# What is being asked:
Leave out the pictures and repeat everything else in the records exactly.

# Task inputs:
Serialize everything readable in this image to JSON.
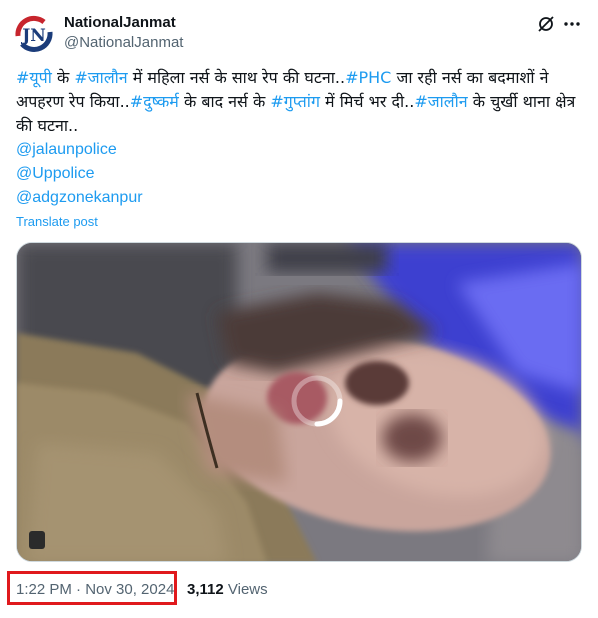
{
  "author": {
    "display_name": "NationalJanmat",
    "handle": "@NationalJanmat",
    "logo_text": "JN"
  },
  "header_icons": {
    "grok": "grok-icon",
    "more": "more-icon"
  },
  "tweet": {
    "segments": [
      {
        "text": "#यूपी",
        "tag": true
      },
      {
        "text": " के ",
        "tag": false
      },
      {
        "text": "#जालौन",
        "tag": true
      },
      {
        "text": " में महिला नर्स के साथ रेप की घटना..",
        "tag": false
      },
      {
        "text": "#PHC",
        "tag": true
      },
      {
        "text": " जा रही नर्स का बदमाशों ने अपहरण रेप किया..",
        "tag": false
      },
      {
        "text": "#दुष्कर्म",
        "tag": true
      },
      {
        "text": " के बाद नर्स के ",
        "tag": false
      },
      {
        "text": "#गुप्तांग",
        "tag": true
      },
      {
        "text": " में मिर्च भर दी..",
        "tag": false
      },
      {
        "text": "#जालौन",
        "tag": true
      },
      {
        "text": " के चुर्खी थाना क्षेत्र की घटना..",
        "tag": false
      }
    ],
    "mentions": [
      "@jalaunpolice",
      "@Uppolice",
      "@adgzonekanpur"
    ],
    "translate_label": "Translate post"
  },
  "footer": {
    "timestamp": "1:22 PM · Nov 30, 2024",
    "views_count": "3,112",
    "views_label": " Views"
  },
  "colors": {
    "link": "#1d9bf0",
    "muted": "#536471",
    "highlight_box": "#e0191d"
  }
}
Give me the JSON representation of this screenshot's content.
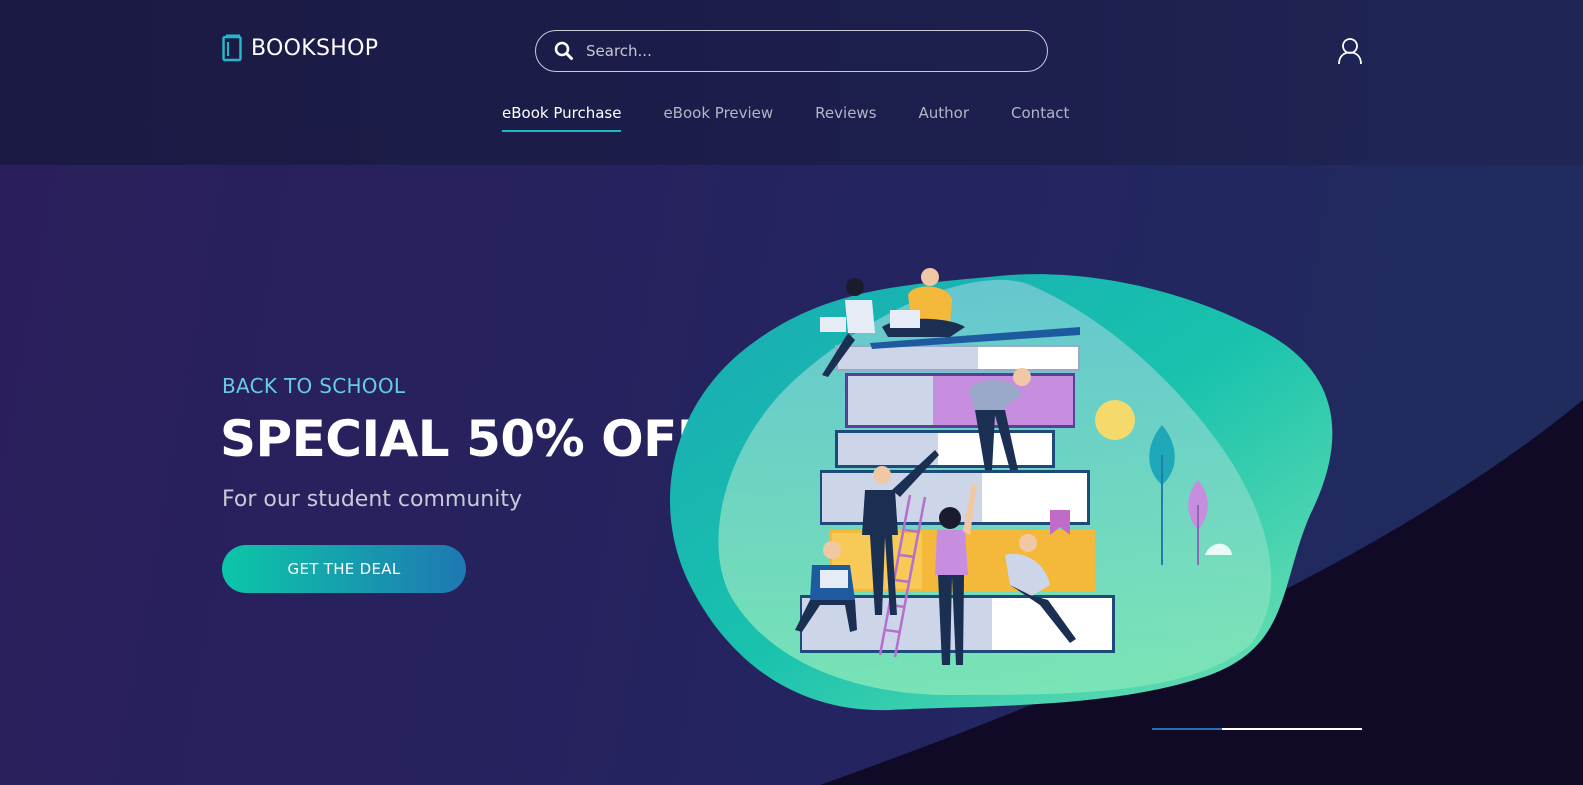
{
  "header": {
    "logo_text": "BOOKSHOP",
    "search": {
      "placeholder": "Search..."
    },
    "nav": [
      {
        "label": "eBook Purchase",
        "active": true
      },
      {
        "label": "eBook Preview",
        "active": false
      },
      {
        "label": "Reviews",
        "active": false
      },
      {
        "label": "Author",
        "active": false
      },
      {
        "label": "Contact",
        "active": false
      }
    ]
  },
  "hero": {
    "eyebrow": "BACK TO SCHOOL",
    "headline": "SPECIAL 50% OFF",
    "subline": "For our student community",
    "cta_label": "GET THE DEAL",
    "slider": {
      "active_index": 0,
      "total": 3
    }
  },
  "colors": {
    "accent_teal": "#21b5c2",
    "cta_start": "#0cc6a7",
    "cta_end": "#1f78b3",
    "eyebrow": "#66cde0",
    "background": "#231f5a"
  },
  "icons": [
    "book-logo-icon",
    "search-icon",
    "user-icon"
  ]
}
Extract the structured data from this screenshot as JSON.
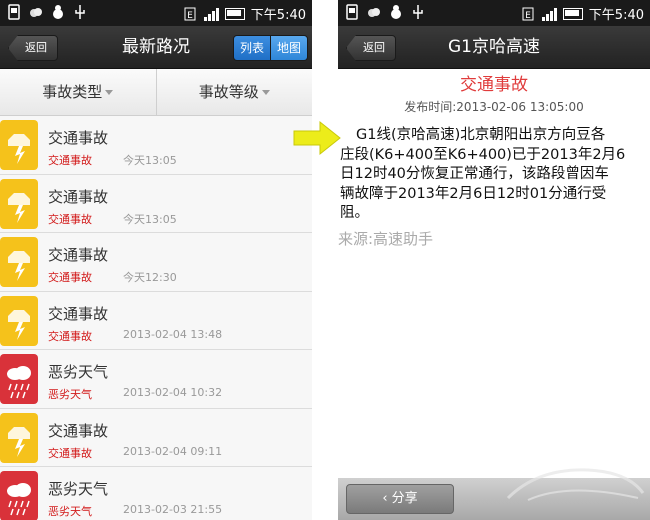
{
  "status_bar": {
    "time": "下午5:40"
  },
  "left": {
    "back_label": "返回",
    "title": "最新路况",
    "toggle": {
      "list": "列表",
      "map": "地图"
    },
    "filters": [
      "事故类型",
      "事故等级"
    ],
    "items": [
      {
        "title": "交通事故",
        "category": "交通事故",
        "time": "今天13:05",
        "kind": "accident"
      },
      {
        "title": "交通事故",
        "category": "交通事故",
        "time": "今天13:05",
        "kind": "accident"
      },
      {
        "title": "交通事故",
        "category": "交通事故",
        "time": "今天12:30",
        "kind": "accident"
      },
      {
        "title": "交通事故",
        "category": "交通事故",
        "time": "2013-02-04 13:48",
        "kind": "accident"
      },
      {
        "title": "恶劣天气",
        "category": "恶劣天气",
        "time": "2013-02-04 10:32",
        "kind": "weather"
      },
      {
        "title": "交通事故",
        "category": "交通事故",
        "time": "2013-02-04 09:11",
        "kind": "accident"
      },
      {
        "title": "恶劣天气",
        "category": "恶劣天气",
        "time": "2013-02-03 21:55",
        "kind": "weather"
      }
    ]
  },
  "right": {
    "back_label": "返回",
    "title": "G1京哈高速",
    "heading": "交通事故",
    "published": "发布时间:2013-02-06 13:05:00",
    "body_lines": [
      "G1线(京哈高速)北京朝阳出京方向豆各",
      "庄段(K6+400至K6+400)已于2013年2月6",
      "日12时40分恢复正常通行，该路段曾因车",
      "辆故障于2013年2月6日12时01分通行受",
      "阻。"
    ],
    "source": "来源:高速助手",
    "share_label": "分享"
  },
  "colors": {
    "accident_icon": "#f5c21b",
    "weather_icon": "#d9323a",
    "toggle_active": "#1f6fc6",
    "heading": "#e03c3c"
  }
}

# Task output:
Serialize everything readable in this image to JSON.
{
  "author": {
    "display_name": "NationalJanmat",
    "handle": "@NationalJanmat",
    "logo_text": "JN"
  },
  "header_icons": {
    "grok": "grok-icon",
    "more": "more-icon"
  },
  "tweet": {
    "segments": [
      {
        "text": "#यूपी",
        "tag": true
      },
      {
        "text": " के ",
        "tag": false
      },
      {
        "text": "#जालौन",
        "tag": true
      },
      {
        "text": " में महिला नर्स के साथ रेप की घटना..",
        "tag": false
      },
      {
        "text": "#PHC",
        "tag": true
      },
      {
        "text": " जा रही नर्स का बदमाशों ने अपहरण रेप किया..",
        "tag": false
      },
      {
        "text": "#दुष्कर्म",
        "tag": true
      },
      {
        "text": " के बाद नर्स के ",
        "tag": false
      },
      {
        "text": "#गुप्तांग",
        "tag": true
      },
      {
        "text": " में मिर्च भर दी..",
        "tag": false
      },
      {
        "text": "#जालौन",
        "tag": true
      },
      {
        "text": " के चुर्खी थाना क्षेत्र की घटना..",
        "tag": false
      }
    ],
    "mentions": [
      "@jalaunpolice",
      "@Uppolice",
      "@adgzonekanpur"
    ],
    "translate_label": "Translate post"
  },
  "footer": {
    "timestamp": "1:22 PM · Nov 30, 2024",
    "views_count": "3,112",
    "views_label": " Views"
  },
  "colors": {
    "link": "#1d9bf0",
    "muted": "#536471",
    "highlight_box": "#e0191d"
  }
}
Give me the JSON representation of this screenshot's content.
{
  "header": {
    "logo_text": "BOOKSHOP",
    "search": {
      "placeholder": "Search..."
    },
    "nav": [
      {
        "label": "eBook Purchase",
        "active": true
      },
      {
        "label": "eBook Preview",
        "active": false
      },
      {
        "label": "Reviews",
        "active": false
      },
      {
        "label": "Author",
        "active": false
      },
      {
        "label": "Contact",
        "active": false
      }
    ]
  },
  "hero": {
    "eyebrow": "BACK TO SCHOOL",
    "headline": "SPECIAL 50% OFF",
    "subline": "For our student community",
    "cta_label": "GET THE DEAL",
    "slider": {
      "active_index": 0,
      "total": 3
    }
  },
  "colors": {
    "accent_teal": "#21b5c2",
    "cta_start": "#0cc6a7",
    "cta_end": "#1f78b3",
    "eyebrow": "#66cde0",
    "background": "#231f5a"
  },
  "icons": [
    "book-logo-icon",
    "search-icon",
    "user-icon"
  ]
}
Extract the structured data from this screenshot as JSON.
{
  "status_bar": {
    "time": "下午5:40"
  },
  "left": {
    "back_label": "返回",
    "title": "最新路况",
    "toggle": {
      "list": "列表",
      "map": "地图"
    },
    "filters": [
      "事故类型",
      "事故等级"
    ],
    "items": [
      {
        "title": "交通事故",
        "category": "交通事故",
        "time": "今天13:05",
        "kind": "accident"
      },
      {
        "title": "交通事故",
        "category": "交通事故",
        "time": "今天13:05",
        "kind": "accident"
      },
      {
        "title": "交通事故",
        "category": "交通事故",
        "time": "今天12:30",
        "kind": "accident"
      },
      {
        "title": "交通事故",
        "category": "交通事故",
        "time": "2013-02-04 13:48",
        "kind": "accident"
      },
      {
        "title": "恶劣天气",
        "category": "恶劣天气",
        "time": "2013-02-04 10:32",
        "kind": "weather"
      },
      {
        "title": "交通事故",
        "category": "交通事故",
        "time": "2013-02-04 09:11",
        "kind": "accident"
      },
      {
        "title": "恶劣天气",
        "category": "恶劣天气",
        "time": "2013-02-03 21:55",
        "kind": "weather"
      }
    ]
  },
  "right": {
    "back_label": "返回",
    "title": "G1京哈高速",
    "heading": "交通事故",
    "published": "发布时间:2013-02-06 13:05:00",
    "body_lines": [
      "G1线(京哈高速)北京朝阳出京方向豆各",
      "庄段(K6+400至K6+400)已于2013年2月6",
      "日12时40分恢复正常通行，该路段曾因车",
      "辆故障于2013年2月6日12时01分通行受",
      "阻。"
    ],
    "source": "来源:高速助手",
    "share_label": "分享"
  },
  "colors": {
    "accident_icon": "#f5c21b",
    "weather_icon": "#d9323a",
    "toggle_active": "#1f6fc6",
    "heading": "#e03c3c"
  }
}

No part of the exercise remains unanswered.